▶ _Your objective_:
State how many lines of the listing below include the word "they". Give only the number.
## Begin Supplied data
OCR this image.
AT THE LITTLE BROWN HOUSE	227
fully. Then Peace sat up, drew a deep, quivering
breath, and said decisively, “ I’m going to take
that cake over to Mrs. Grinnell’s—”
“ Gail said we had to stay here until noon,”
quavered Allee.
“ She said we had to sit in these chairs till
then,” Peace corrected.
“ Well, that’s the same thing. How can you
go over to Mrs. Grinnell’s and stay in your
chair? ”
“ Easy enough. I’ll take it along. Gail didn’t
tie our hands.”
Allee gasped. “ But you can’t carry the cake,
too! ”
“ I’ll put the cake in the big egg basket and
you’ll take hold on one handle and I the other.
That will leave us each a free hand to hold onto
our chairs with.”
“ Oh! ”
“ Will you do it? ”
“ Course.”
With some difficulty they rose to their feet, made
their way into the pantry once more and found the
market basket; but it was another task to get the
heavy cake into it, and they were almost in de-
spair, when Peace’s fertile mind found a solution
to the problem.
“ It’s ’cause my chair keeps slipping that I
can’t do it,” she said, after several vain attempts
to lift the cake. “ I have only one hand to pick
## End Supplied data
▶ _Full response_:
2